**Instruction:**
Copy every line of the data below word for word, and leave the pictures out.
== Records for the task
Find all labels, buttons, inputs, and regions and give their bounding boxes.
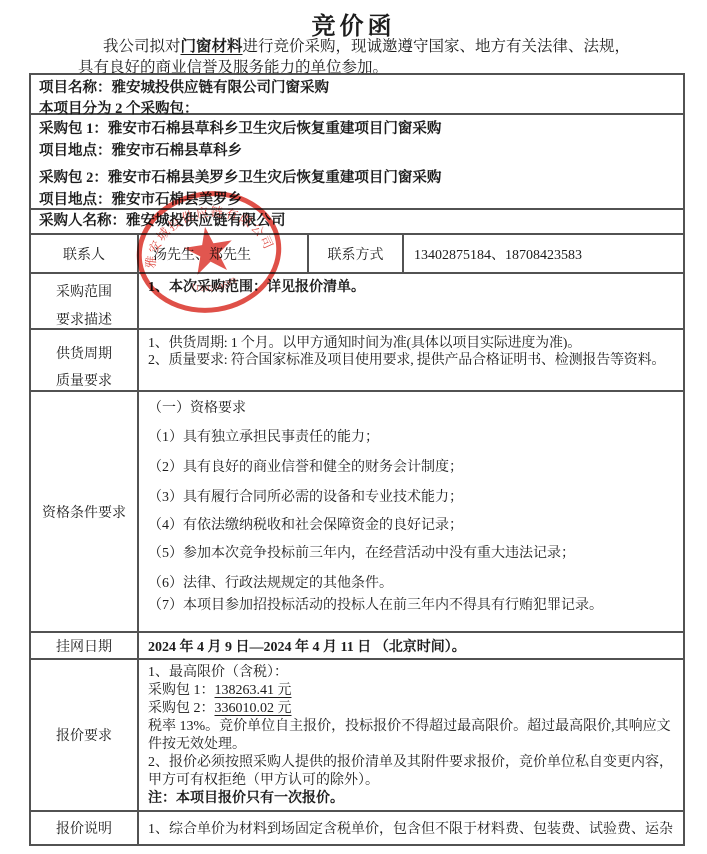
quote-rule-line: 2、报价必须按照采购人提供的报价清单及其附件要求报价，竞价单位私自变更内容，: [148, 754, 677, 772]
qualification-item-2: （2）具有良好的商业信誉和健全的财务会计制度；: [148, 459, 677, 477]
package-2-location: 项目地点：雅安市石棉县美罗乡: [39, 189, 677, 211]
qualification-item-1: （1）具有独立承担民事责任的能力；: [148, 429, 677, 447]
listing-date-label: 挂网日期: [31, 633, 139, 658]
qualification-label: 资格条件要求: [31, 392, 139, 631]
supply-label-line1: 供货周期: [56, 341, 112, 368]
qualification-item-4: （4）有依法缴纳税收和社会保障资金的良好记录；: [148, 517, 677, 535]
scope-content: 1、本次采购范围：详见报价清单。: [139, 274, 683, 328]
quote-rule-line-wrap: 甲方可有权拒绝（甲方认可的除外）。: [148, 772, 677, 790]
table-row-packages: 采购包 1：雅安市石棉县草科乡卫生灾后恢复重建项目门窗采购 项目地点：雅安市石棉…: [31, 115, 683, 210]
bidding-letter-document: 竞价函 我公司拟对门窗材料进行竞价采购，现诚邀遵守国家、地方有关法律、法规，具有…: [0, 0, 707, 854]
scope-label-line1: 采购范围: [56, 279, 112, 307]
package-1-line: 采购包 1：雅安市石棉县草科乡卫生灾后恢复重建项目门窗采购: [39, 118, 677, 140]
max-price-package-2-amount: 336010.02 元: [215, 701, 292, 716]
quote-description-label: 报价说明: [31, 812, 139, 844]
bidding-info-table: 项目名称：雅安城投供应链有限公司门窗采购 本项目分为 2 个采购包： 采购包 1…: [29, 73, 685, 846]
qualification-heading: （一）资格要求: [148, 400, 677, 418]
table-row-supply-period: 供货周期 质量要求 1、供货周期: 1 个月。以甲方通知时间为准(具体以项目实际…: [31, 330, 683, 392]
qualification-item-6: （6）法律、行政法规规定的其他条件。: [148, 575, 677, 593]
quality-requirement-line: 2、质量要求: 符合国家标准及项目使用要求, 提供产品合格证明书、检测报告等资料…: [148, 352, 677, 369]
max-price-package-1-amount: 138263.41 元: [215, 683, 292, 698]
table-row-contact: 联系人 汤先生、郑先生 联系方式 13402875184、18708423583: [31, 235, 683, 274]
tax-rate-line: 税率 13%。竞价单位自主报价，投标报价不得超过最高限价。超过最高限价,其响应文: [148, 718, 677, 736]
table-row-qualification: 资格条件要求 （一）资格要求 （1）具有独立承担民事责任的能力； （2）具有良好…: [31, 392, 683, 633]
contact-method-label: 联系方式: [309, 235, 404, 272]
qualification-item-7: （7）本项目参加招投标活动的投标人在前三年内不得具有行贿犯罪记录。: [148, 597, 677, 615]
intro-paragraph: 我公司拟对门窗材料进行竞价采购，现诚邀遵守国家、地方有关法律、法规，具有良好的商…: [78, 36, 643, 78]
contact-label: 联系人: [31, 235, 139, 272]
package-2-line: 采购包 2：雅安市石棉县美罗乡卫生灾后恢复重建项目门窗采购: [39, 167, 677, 189]
quote-requirements-label: 报价要求: [31, 660, 139, 810]
quote-note: 注：本项目报价只有一次报价。: [148, 790, 677, 808]
contact-names: 汤先生、郑先生: [139, 235, 309, 272]
supply-label-line2: 质量要求: [56, 368, 112, 395]
tax-rate-line-wrap: 件按无效处理。: [148, 736, 677, 754]
supply-period-line: 1、供货周期: 1 个月。以甲方通知时间为准(具体以项目实际进度为准)。: [148, 335, 677, 352]
package-1-location: 项目地点：雅安市石棉县草科乡: [39, 140, 677, 162]
intro-underlined-subject: 门窗材料: [181, 38, 243, 55]
table-row-quote-description: 报价说明 1、综合单价为材料到场固定含税单价，包含但不限于材料费、包装费、试验费…: [31, 812, 683, 844]
table-row-listing-date: 挂网日期 2024 年 4 月 9 日—2024 年 4 月 11 日 （北京时…: [31, 633, 683, 660]
table-row-project-name: 项目名称：雅安城投供应链有限公司门窗采购 本项目分为 2 个采购包：: [31, 75, 683, 115]
project-name-line: 项目名称：雅安城投供应链有限公司门窗采购: [39, 78, 677, 99]
qualification-item-3: （3）具有履行合同所必需的设备和专业技术能力；: [148, 489, 677, 507]
contact-phone-numbers: 13402875184、18708423583: [404, 235, 683, 272]
table-row-quote-requirements: 报价要求 1、最高限价（含税）： 采购包 1：138263.41 元 采购包 2…: [31, 660, 683, 812]
table-row-purchaser: 采购人名称：雅安城投供应链有限公司: [31, 210, 683, 235]
max-price-package-2: 采购包 2：336010.02 元: [148, 700, 677, 718]
qualification-item-5: （5）参加本次竞争投标前三年内，在经营活动中没有重大违法记录；: [148, 545, 677, 563]
table-row-scope: 采购范围 要求描述 1、本次采购范围：详见报价清单。: [31, 274, 683, 330]
quote-description-content: 1、综合单价为材料到场固定含税单价，包含但不限于材料费、包装费、试验费、运杂: [139, 812, 683, 844]
purchaser-name-line: 采购人名称：雅安城投供应链有限公司: [31, 210, 683, 233]
intro-text-before: 我公司拟对: [103, 38, 181, 55]
max-price-heading: 1、最高限价（含税）：: [148, 664, 677, 682]
max-price-package-1: 采购包 1：138263.41 元: [148, 682, 677, 700]
listing-date-value: 2024 年 4 月 9 日—2024 年 4 月 11 日 （北京时间）。: [139, 633, 683, 658]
====
**Output of the task:**
Find all labels, buttons, inputs, and regions and give their bounding boxes.
quote-rule-line: 2、报价必须按照采购人提供的报价清单及其附件要求报价，竞价单位私自变更内容，: [148, 754, 677, 772]
qualification-item-2: （2）具有良好的商业信誉和健全的财务会计制度；: [148, 459, 677, 477]
package-2-location: 项目地点：雅安市石棉县美罗乡: [39, 189, 677, 211]
qualification-item-1: （1）具有独立承担民事责任的能力；: [148, 429, 677, 447]
listing-date-label: 挂网日期: [31, 633, 139, 658]
qualification-label: 资格条件要求: [31, 392, 139, 631]
supply-label-line1: 供货周期: [56, 341, 112, 368]
qualification-item-4: （4）有依法缴纳税收和社会保障资金的良好记录；: [148, 517, 677, 535]
scope-content: 1、本次采购范围：详见报价清单。: [139, 274, 683, 328]
quote-rule-line-wrap: 甲方可有权拒绝（甲方认可的除外）。: [148, 772, 677, 790]
table-row-packages: 采购包 1：雅安市石棉县草科乡卫生灾后恢复重建项目门窗采购 项目地点：雅安市石棉…: [31, 115, 683, 210]
bidding-letter-document: 竞价函 我公司拟对门窗材料进行竞价采购，现诚邀遵守国家、地方有关法律、法规，具有…: [0, 0, 707, 854]
scope-label-line1: 采购范围: [56, 279, 112, 307]
package-1-line: 采购包 1：雅安市石棉县草科乡卫生灾后恢复重建项目门窗采购: [39, 118, 677, 140]
max-price-package-2-amount: 336010.02 元: [215, 701, 292, 716]
quote-description-label: 报价说明: [31, 812, 139, 844]
bidding-info-table: 项目名称：雅安城投供应链有限公司门窗采购 本项目分为 2 个采购包： 采购包 1…: [29, 73, 685, 846]
qualification-heading: （一）资格要求: [148, 400, 677, 418]
table-row-supply-period: 供货周期 质量要求 1、供货周期: 1 个月。以甲方通知时间为准(具体以项目实际…: [31, 330, 683, 392]
qualification-item-6: （6）法律、行政法规规定的其他条件。: [148, 575, 677, 593]
quality-requirement-line: 2、质量要求: 符合国家标准及项目使用要求, 提供产品合格证明书、检测报告等资料…: [148, 352, 677, 369]
max-price-package-1-amount: 138263.41 元: [215, 683, 292, 698]
table-row-contact: 联系人 汤先生、郑先生 联系方式 13402875184、18708423583: [31, 235, 683, 274]
tax-rate-line: 税率 13%。竞价单位自主报价，投标报价不得超过最高限价。超过最高限价,其响应文: [148, 718, 677, 736]
table-row-qualification: 资格条件要求 （一）资格要求 （1）具有独立承担民事责任的能力； （2）具有良好…: [31, 392, 683, 633]
contact-method-label: 联系方式: [309, 235, 404, 272]
qualification-item-7: （7）本项目参加招投标活动的投标人在前三年内不得具有行贿犯罪记录。: [148, 597, 677, 615]
intro-paragraph: 我公司拟对门窗材料进行竞价采购，现诚邀遵守国家、地方有关法律、法规，具有良好的商…: [78, 36, 643, 78]
contact-label: 联系人: [31, 235, 139, 272]
package-2-line: 采购包 2：雅安市石棉县美罗乡卫生灾后恢复重建项目门窗采购: [39, 167, 677, 189]
quote-requirements-label: 报价要求: [31, 660, 139, 810]
quote-note: 注：本项目报价只有一次报价。: [148, 790, 677, 808]
contact-names: 汤先生、郑先生: [139, 235, 309, 272]
supply-label-line2: 质量要求: [56, 368, 112, 395]
tax-rate-line-wrap: 件按无效处理。: [148, 736, 677, 754]
supply-period-line: 1、供货周期: 1 个月。以甲方通知时间为准(具体以项目实际进度为准)。: [148, 335, 677, 352]
package-1-location: 项目地点：雅安市石棉县草科乡: [39, 140, 677, 162]
intro-underlined-subject: 门窗材料: [181, 38, 243, 55]
table-row-quote-description: 报价说明 1、综合单价为材料到场固定含税单价，包含但不限于材料费、包装费、试验费…: [31, 812, 683, 844]
table-row-listing-date: 挂网日期 2024 年 4 月 9 日—2024 年 4 月 11 日 （北京时…: [31, 633, 683, 660]
table-row-project-name: 项目名称：雅安城投供应链有限公司门窗采购 本项目分为 2 个采购包：: [31, 75, 683, 115]
project-name-line: 项目名称：雅安城投供应链有限公司门窗采购: [39, 78, 677, 99]
qualification-item-3: （3）具有履行合同所必需的设备和专业技术能力；: [148, 489, 677, 507]
contact-phone-numbers: 13402875184、18708423583: [404, 235, 683, 272]
table-row-quote-requirements: 报价要求 1、最高限价（含税）： 采购包 1：138263.41 元 采购包 2…: [31, 660, 683, 812]
table-row-purchaser: 采购人名称：雅安城投供应链有限公司: [31, 210, 683, 235]
max-price-package-2: 采购包 2：336010.02 元: [148, 700, 677, 718]
qualification-item-5: （5）参加本次竞争投标前三年内，在经营活动中没有重大违法记录；: [148, 545, 677, 563]
table-row-scope: 采购范围 要求描述 1、本次采购范围：详见报价清单。: [31, 274, 683, 330]
quote-description-content: 1、综合单价为材料到场固定含税单价，包含但不限于材料费、包装费、试验费、运杂: [139, 812, 683, 844]
purchaser-name-line: 采购人名称：雅安城投供应链有限公司: [31, 210, 683, 233]
intro-text-before: 我公司拟对: [103, 38, 181, 55]
max-price-heading: 1、最高限价（含税）：: [148, 664, 677, 682]
max-price-package-1: 采购包 1：138263.41 元: [148, 682, 677, 700]
listing-date-value: 2024 年 4 月 9 日—2024 年 4 月 11 日 （北京时间）。: [139, 633, 683, 658]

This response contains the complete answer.